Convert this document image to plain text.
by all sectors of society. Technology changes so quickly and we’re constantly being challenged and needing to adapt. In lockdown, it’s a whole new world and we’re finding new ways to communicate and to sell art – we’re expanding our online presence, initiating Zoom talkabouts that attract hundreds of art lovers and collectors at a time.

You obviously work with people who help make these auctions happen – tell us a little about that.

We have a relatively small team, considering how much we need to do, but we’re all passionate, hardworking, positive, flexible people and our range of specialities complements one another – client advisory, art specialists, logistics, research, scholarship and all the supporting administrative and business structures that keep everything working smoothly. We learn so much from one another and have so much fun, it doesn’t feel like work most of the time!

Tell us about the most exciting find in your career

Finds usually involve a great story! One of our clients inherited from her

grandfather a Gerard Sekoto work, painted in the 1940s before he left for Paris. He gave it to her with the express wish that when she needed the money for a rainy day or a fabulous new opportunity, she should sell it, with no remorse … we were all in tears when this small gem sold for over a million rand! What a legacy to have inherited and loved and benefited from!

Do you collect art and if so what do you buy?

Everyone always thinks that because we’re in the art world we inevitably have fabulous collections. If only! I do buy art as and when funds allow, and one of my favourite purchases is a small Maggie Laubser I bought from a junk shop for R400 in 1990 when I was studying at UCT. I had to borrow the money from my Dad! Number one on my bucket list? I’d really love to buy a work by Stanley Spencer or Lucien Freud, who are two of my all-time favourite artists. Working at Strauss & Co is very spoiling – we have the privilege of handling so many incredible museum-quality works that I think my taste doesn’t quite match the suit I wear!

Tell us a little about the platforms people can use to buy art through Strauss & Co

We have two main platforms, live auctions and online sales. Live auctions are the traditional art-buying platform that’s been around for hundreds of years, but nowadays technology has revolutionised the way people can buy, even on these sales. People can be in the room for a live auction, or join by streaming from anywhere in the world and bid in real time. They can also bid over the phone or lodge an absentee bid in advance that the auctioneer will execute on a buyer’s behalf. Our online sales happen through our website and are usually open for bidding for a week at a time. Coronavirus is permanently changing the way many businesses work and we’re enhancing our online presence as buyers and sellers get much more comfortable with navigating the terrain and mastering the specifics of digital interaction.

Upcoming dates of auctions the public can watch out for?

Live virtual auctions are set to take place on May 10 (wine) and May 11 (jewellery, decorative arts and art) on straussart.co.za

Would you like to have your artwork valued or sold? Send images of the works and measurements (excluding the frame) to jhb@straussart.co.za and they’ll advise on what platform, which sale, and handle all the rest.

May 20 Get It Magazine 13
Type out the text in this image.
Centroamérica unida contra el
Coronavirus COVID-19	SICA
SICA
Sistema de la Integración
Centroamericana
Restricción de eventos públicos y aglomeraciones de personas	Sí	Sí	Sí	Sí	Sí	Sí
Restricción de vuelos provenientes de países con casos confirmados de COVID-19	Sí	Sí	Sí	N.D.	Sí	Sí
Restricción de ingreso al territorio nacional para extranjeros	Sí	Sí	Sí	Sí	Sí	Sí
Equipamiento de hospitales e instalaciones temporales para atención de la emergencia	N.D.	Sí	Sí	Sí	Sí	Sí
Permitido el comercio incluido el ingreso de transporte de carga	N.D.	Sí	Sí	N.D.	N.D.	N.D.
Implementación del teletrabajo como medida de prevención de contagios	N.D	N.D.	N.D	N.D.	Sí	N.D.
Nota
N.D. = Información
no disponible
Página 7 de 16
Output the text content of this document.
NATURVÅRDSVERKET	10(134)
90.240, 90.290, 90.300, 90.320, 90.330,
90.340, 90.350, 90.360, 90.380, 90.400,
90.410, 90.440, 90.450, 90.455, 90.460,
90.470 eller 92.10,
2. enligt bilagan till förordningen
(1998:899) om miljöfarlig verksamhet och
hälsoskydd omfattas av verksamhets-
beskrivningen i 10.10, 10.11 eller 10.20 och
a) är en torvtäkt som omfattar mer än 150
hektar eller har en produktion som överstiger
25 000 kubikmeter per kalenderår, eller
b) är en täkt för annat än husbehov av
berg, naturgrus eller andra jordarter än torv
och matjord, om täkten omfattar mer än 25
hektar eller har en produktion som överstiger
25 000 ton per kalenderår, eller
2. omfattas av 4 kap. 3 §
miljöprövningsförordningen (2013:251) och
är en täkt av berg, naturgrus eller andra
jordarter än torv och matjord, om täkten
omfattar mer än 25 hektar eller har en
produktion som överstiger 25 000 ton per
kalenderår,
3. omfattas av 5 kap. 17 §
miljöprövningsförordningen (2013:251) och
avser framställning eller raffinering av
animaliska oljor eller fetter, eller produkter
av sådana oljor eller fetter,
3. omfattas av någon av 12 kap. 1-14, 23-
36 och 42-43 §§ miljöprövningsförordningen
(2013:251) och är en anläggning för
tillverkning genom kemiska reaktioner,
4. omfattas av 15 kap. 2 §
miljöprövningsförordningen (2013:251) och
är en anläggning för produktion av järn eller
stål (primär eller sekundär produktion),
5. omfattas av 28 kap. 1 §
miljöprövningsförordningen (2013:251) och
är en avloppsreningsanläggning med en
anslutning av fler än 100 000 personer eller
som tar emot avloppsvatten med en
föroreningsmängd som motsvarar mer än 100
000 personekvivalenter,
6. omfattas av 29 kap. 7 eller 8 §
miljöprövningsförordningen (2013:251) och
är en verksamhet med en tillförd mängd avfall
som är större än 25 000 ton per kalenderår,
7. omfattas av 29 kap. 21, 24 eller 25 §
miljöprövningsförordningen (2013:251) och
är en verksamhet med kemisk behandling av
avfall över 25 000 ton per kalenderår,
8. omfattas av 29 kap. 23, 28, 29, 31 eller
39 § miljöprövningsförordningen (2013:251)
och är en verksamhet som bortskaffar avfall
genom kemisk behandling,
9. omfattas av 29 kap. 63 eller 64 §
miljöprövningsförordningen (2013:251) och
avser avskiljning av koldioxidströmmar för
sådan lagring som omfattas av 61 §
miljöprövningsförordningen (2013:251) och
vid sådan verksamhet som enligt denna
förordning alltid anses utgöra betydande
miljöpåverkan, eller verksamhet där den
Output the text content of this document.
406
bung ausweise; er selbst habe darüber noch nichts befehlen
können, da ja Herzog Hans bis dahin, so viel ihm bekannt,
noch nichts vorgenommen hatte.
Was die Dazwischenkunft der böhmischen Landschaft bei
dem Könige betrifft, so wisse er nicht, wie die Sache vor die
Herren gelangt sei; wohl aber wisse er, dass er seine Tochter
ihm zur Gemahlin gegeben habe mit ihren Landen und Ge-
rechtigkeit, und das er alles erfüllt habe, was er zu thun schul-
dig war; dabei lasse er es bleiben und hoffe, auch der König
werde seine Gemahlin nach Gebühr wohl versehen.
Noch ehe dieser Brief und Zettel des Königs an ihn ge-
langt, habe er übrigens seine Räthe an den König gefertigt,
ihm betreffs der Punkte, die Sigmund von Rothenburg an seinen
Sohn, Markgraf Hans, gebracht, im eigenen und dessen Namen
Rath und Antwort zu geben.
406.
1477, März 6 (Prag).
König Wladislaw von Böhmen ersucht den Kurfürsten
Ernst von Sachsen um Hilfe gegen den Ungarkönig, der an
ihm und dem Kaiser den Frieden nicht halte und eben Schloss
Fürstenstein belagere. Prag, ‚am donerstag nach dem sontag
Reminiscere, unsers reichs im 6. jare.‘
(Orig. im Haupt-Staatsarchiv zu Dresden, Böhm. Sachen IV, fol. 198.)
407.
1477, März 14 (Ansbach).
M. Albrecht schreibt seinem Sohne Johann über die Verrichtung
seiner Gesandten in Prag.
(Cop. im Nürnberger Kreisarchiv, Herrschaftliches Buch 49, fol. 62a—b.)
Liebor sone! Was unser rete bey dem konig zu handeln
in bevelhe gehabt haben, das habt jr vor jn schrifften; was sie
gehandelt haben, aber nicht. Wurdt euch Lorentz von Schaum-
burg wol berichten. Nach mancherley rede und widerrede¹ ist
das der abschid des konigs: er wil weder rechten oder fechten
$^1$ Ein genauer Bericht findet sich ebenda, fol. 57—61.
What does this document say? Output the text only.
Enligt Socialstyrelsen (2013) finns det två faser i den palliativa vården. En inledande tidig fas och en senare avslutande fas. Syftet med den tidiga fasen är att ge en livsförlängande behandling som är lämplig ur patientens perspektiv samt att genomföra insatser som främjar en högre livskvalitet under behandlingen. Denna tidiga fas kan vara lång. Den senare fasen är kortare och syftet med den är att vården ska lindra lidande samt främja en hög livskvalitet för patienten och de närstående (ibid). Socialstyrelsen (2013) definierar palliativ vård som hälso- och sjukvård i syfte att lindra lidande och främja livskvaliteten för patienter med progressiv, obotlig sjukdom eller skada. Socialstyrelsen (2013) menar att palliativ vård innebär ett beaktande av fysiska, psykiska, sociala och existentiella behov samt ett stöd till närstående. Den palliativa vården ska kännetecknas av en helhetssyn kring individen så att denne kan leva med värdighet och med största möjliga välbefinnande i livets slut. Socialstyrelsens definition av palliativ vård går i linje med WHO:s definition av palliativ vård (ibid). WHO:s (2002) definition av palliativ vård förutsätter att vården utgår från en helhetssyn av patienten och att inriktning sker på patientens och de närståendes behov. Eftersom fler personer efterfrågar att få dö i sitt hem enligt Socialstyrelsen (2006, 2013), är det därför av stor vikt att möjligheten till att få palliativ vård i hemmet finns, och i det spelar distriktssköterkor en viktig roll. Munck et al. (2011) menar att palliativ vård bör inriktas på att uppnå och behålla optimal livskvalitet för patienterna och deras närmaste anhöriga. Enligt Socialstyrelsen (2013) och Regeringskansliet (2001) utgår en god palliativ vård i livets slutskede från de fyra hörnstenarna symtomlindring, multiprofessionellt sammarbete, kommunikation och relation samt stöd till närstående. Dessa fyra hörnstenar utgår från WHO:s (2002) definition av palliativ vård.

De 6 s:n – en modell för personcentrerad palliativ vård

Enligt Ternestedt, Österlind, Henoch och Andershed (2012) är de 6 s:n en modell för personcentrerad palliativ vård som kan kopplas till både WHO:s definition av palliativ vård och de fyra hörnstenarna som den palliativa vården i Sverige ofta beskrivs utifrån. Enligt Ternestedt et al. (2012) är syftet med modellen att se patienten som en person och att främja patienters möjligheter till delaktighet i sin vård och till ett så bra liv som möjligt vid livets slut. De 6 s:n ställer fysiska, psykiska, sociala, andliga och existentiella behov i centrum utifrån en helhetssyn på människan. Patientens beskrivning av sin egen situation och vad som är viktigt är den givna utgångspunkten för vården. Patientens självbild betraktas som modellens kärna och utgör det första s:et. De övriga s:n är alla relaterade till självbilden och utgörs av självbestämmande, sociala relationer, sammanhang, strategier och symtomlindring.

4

______

Task: Across all the entries above, how many lines have the word "Prag" in them? Only the number, please.

Answer section: 3